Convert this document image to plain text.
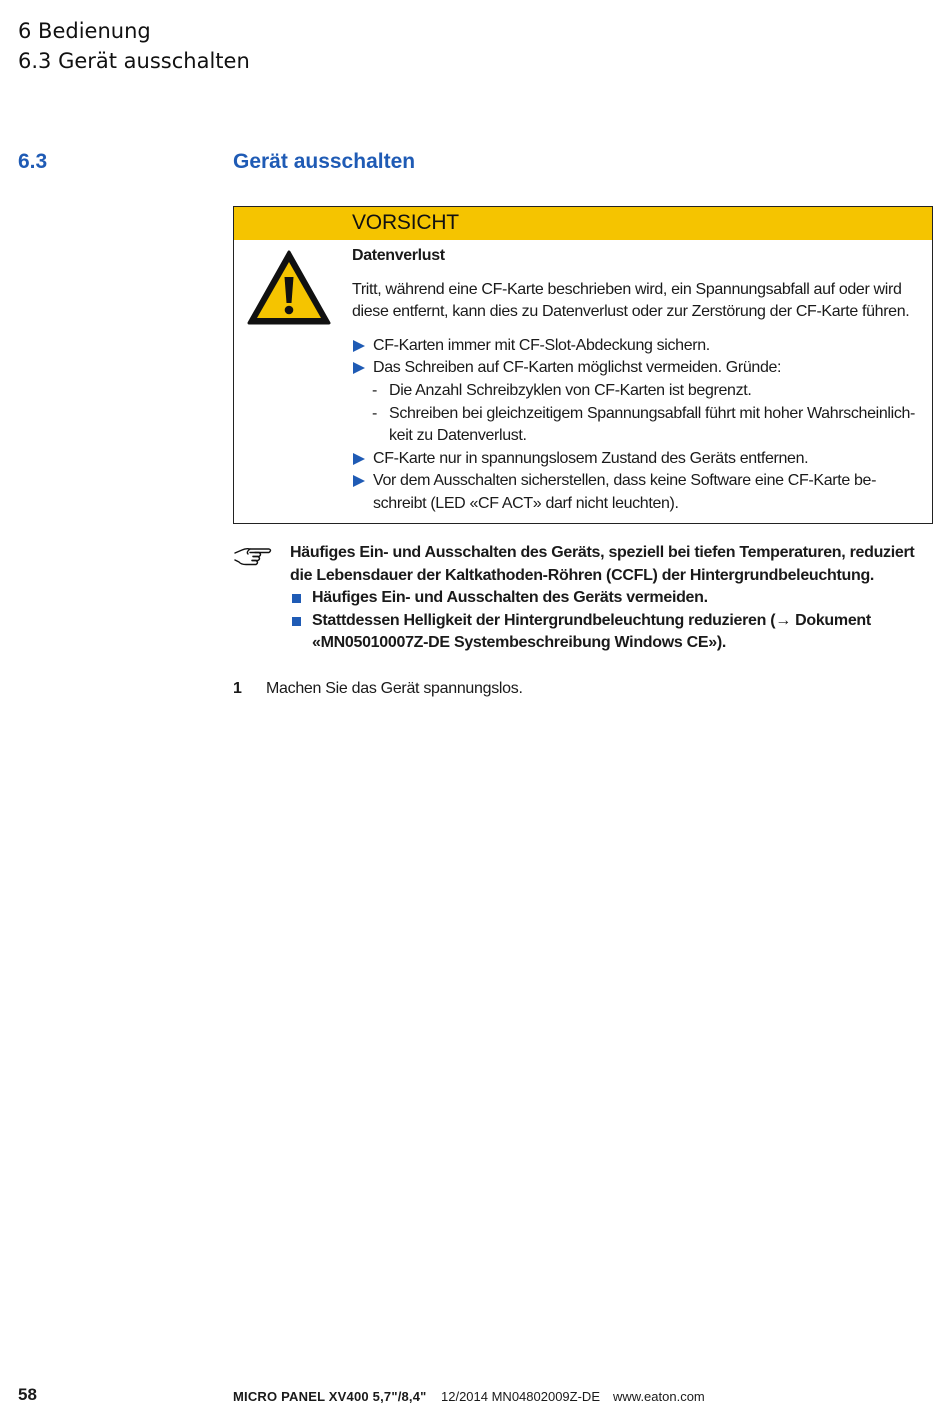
6 Bedienung
6.3 Gerät ausschalten
6.3	Gerät ausschalten
VORSICHT
Datenverlust
Tritt, während eine CF-Karte beschrieben wird, ein Spannungsabfall auf oder wird
diese entfernt, kann dies zu Datenverlust oder zur Zerstörung der CF-Karte führen.
CF-Karten immer mit CF-Slot-Abdeckung sichern.
Das Schreiben auf CF-Karten möglichst vermeiden. Gründe:
- Die Anzahl Schreibzyklen von CF-Karten ist begrenzt.
- Schreiben bei gleichzeitigem Spannungsabfall führt mit hoher Wahrscheinlich-
keit zu Datenverlust.
CF-Karte nur in spannungslosem Zustand des Geräts entfernen.
Vor dem Ausschalten sicherstellen, dass keine Software eine CF-Karte be-
schreibt (LED «CF ACT» darf nicht leuchten).
Häufiges Ein- und Ausschalten des Geräts, speziell bei tiefen Temperaturen, reduziert
die Lebensdauer der Kaltkathoden-Röhren (CCFL) der Hintergrundbeleuchtung.
Häufiges Ein- und Ausschalten des Geräts vermeiden.
Stattdessen Helligkeit der Hintergrundbeleuchtung reduzieren (→ Dokument
«MN05010007Z-DE Systembeschreibung Windows CE»).
1 Machen Sie das Gerät spannungslos.
58	MICRO PANEL XV400 5,7"/8,4" 12/2014 MN04802009Z-DE www.eaton.com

+===+

Transcribe the records verbatim and omit the images.

# CORRECT ANSWER:
Convert this document image to plain text.
6 Bedienung
6.3 Gerät ausschalten
6.3	Gerät ausschalten
VORSICHT
Datenverlust
Tritt, während eine CF-Karte beschrieben wird, ein Spannungsabfall auf oder wird
diese entfernt, kann dies zu Datenverlust oder zur Zerstörung der CF-Karte führen.
CF-Karten immer mit CF-Slot-Abdeckung sichern.
Das Schreiben auf CF-Karten möglichst vermeiden. Gründe:
- Die Anzahl Schreibzyklen von CF-Karten ist begrenzt.
- Schreiben bei gleichzeitigem Spannungsabfall führt mit hoher Wahrscheinlich-
keit zu Datenverlust.
CF-Karte nur in spannungslosem Zustand des Geräts entfernen.
Vor dem Ausschalten sicherstellen, dass keine Software eine CF-Karte be-
schreibt (LED «CF ACT» darf nicht leuchten).
Häufiges Ein- und Ausschalten des Geräts, speziell bei tiefen Temperaturen, reduziert
die Lebensdauer der Kaltkathoden-Röhren (CCFL) der Hintergrundbeleuchtung.
Häufiges Ein- und Ausschalten des Geräts vermeiden.
Stattdessen Helligkeit der Hintergrundbeleuchtung reduzieren (→ Dokument
«MN05010007Z-DE Systembeschreibung Windows CE»).
1 Machen Sie das Gerät spannungslos.
58	MICRO PANEL XV400 5,7"/8,4" 12/2014 MN04802009Z-DE www.eaton.com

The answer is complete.